Stated task a:
Return the part of the passage on family and consumer sciences that runs from "Titles include Biochemistry" down to "Haven or Heritage.".

Passage provided:
>> start

Monday, Dec. 3 was Family and Consumer Sciences Day.

Although the academic discipline was previously known as home economics, educators prefer the labels not be used interchangeably.

Classes have evolved with society and technology. The traditional image of home economics is "everything that has to do with the home," but courses offered today also prepare students for careers, said Renee Sigmon, a family and consumer sciences teacher at Carroll High School.

Carol Werhan, an American Association of Family & Consumer Sciences board member, agreed.

"We can support almost any career with our foundational knowledge," Werhan said.

The Indiana Department of Education approved about 40 high school family and consumer sciences classes for this academic year.

Titles include Biochemistry of Foods, Consumer Economics, Education Professions, Fashion and Textiles Careers, Interpersonal Relationships and Personal Financial Responsibility.

Schools aren't required to offer the classes, department spokesman Adam Baker said by email.

Every Allen County public school district offers family and consumer sciences classes, although course selection varies. East Allen County Schools, for example, offers six courses at Leo; Food Science I and II through the agriculture education program at Woodlan; and none at East Allen University, New Haven or Heritage.

>> end

Stated task b:
Update the rows from the first one down to the line containing "80, 71, 97]", replacing "problem-answer" with "answer-box" and changing nothing else.

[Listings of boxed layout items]
>> start

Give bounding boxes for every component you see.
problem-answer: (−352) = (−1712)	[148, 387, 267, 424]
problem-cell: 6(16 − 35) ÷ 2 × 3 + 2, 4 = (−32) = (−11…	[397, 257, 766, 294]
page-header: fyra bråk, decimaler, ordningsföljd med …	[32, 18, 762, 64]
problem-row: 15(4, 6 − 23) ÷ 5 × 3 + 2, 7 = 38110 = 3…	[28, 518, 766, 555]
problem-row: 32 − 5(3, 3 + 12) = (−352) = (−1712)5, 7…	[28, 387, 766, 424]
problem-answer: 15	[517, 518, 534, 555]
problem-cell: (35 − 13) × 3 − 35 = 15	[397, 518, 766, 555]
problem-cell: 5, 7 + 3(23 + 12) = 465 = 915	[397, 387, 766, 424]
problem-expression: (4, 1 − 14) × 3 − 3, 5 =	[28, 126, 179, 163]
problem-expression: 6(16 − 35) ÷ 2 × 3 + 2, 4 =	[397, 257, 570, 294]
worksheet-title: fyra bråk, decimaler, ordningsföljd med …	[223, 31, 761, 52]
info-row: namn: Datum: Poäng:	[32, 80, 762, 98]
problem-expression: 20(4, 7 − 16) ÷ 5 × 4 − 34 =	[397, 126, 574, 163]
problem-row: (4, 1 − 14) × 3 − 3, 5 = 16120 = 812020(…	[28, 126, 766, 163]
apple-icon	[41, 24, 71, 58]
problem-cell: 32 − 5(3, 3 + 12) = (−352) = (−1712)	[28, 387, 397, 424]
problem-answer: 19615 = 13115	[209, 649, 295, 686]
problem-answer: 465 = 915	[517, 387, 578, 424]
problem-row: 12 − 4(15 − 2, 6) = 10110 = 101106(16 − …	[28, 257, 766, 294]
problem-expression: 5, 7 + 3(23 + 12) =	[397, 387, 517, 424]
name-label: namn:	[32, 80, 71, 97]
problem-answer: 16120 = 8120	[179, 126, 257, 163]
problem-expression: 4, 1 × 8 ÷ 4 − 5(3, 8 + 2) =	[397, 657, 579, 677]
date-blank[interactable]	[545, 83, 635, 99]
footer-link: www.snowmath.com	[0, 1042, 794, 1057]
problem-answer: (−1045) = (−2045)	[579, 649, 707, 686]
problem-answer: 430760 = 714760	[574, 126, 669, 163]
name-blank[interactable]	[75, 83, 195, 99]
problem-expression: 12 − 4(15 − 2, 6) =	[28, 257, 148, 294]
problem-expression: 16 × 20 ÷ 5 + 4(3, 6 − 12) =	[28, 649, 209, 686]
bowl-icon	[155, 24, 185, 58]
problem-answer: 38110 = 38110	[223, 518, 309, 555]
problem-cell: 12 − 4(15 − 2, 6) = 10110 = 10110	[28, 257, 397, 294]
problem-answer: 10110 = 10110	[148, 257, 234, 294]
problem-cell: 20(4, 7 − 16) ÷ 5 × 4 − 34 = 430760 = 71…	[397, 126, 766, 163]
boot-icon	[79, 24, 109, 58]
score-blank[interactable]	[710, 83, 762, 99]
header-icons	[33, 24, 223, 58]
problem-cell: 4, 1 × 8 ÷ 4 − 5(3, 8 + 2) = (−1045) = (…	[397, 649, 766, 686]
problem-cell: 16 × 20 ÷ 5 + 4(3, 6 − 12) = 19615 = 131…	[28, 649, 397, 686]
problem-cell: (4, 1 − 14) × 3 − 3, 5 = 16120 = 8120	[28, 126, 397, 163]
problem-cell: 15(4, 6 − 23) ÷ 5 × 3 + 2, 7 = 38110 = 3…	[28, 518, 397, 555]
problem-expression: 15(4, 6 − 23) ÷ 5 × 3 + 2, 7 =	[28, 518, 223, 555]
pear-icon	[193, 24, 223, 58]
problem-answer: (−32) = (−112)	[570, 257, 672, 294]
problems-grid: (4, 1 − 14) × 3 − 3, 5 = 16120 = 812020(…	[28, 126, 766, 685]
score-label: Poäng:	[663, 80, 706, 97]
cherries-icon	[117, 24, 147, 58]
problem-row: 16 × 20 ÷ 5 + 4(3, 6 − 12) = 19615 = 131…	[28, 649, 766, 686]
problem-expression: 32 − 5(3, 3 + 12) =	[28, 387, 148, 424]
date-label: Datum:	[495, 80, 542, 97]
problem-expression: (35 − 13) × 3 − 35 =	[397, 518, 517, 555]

>> end

Exercise answer a:
Titles include Biochemistry of Foods, Consumer Economics, Education Professions, Fashion and Textiles Careers, Interpersonal Relationships and Personal Financial Responsibility.

Schools aren't required to offer the classes, department spokesman Adam Baker said by email.

Every Allen County public school district offers family and consumer sciences classes, although course selection varies. East Allen County Schools, for example, offers six courses at Leo; Food Science I and II through the agriculture education program at Woodlan; and none at East Allen University, New Haven or Heritage.

Exercise answer b:
Give bounding boxes for every component you see.
answer-box: (−352) = (−1712)	[148, 387, 267, 424]
problem-cell: 6(16 − 35) ÷ 2 × 3 + 2, 4 = (−32) = (−11…	[397, 257, 766, 294]
page-header: fyra bråk, decimaler, ordningsföljd med …	[32, 18, 762, 64]
problem-row: 15(4, 6 − 23) ÷ 5 × 3 + 2, 7 = 38110 = 3…	[28, 518, 766, 555]
problem-row: 32 − 5(3, 3 + 12) = (−352) = (−1712)5, 7…	[28, 387, 766, 424]
answer-box: 15	[517, 518, 534, 555]
problem-cell: (35 − 13) × 3 − 35 = 15	[397, 518, 766, 555]
problem-cell: 5, 7 + 3(23 + 12) = 465 = 915	[397, 387, 766, 424]
problem-expression: (4, 1 − 14) × 3 − 3, 5 =	[28, 126, 179, 163]
problem-expression: 6(16 − 35) ÷ 2 × 3 + 2, 4 =	[397, 257, 570, 294]
worksheet-title: fyra bråk, decimaler, ordningsföljd med …	[223, 31, 761, 52]
info-row: namn: Datum: Poäng:	[32, 80, 762, 98]
problem-expression: 20(4, 7 − 16) ÷ 5 × 4 − 34 =	[397, 126, 574, 163]
problem-row: (4, 1 − 14) × 3 − 3, 5 = 16120 = 812020(…	[28, 126, 766, 163]
apple-icon	[41, 24, 71, 58]
problem-cell: 32 − 5(3, 3 + 12) = (−352) = (−1712)	[28, 387, 397, 424]
answer-box: 19615 = 13115	[209, 649, 295, 686]
answer-box: 465 = 915	[517, 387, 578, 424]
problem-row: 12 − 4(15 − 2, 6) = 10110 = 101106(16 − …	[28, 257, 766, 294]
problem-expression: 5, 7 + 3(23 + 12) =	[397, 387, 517, 424]
name-label: namn:	[32, 80, 71, 97]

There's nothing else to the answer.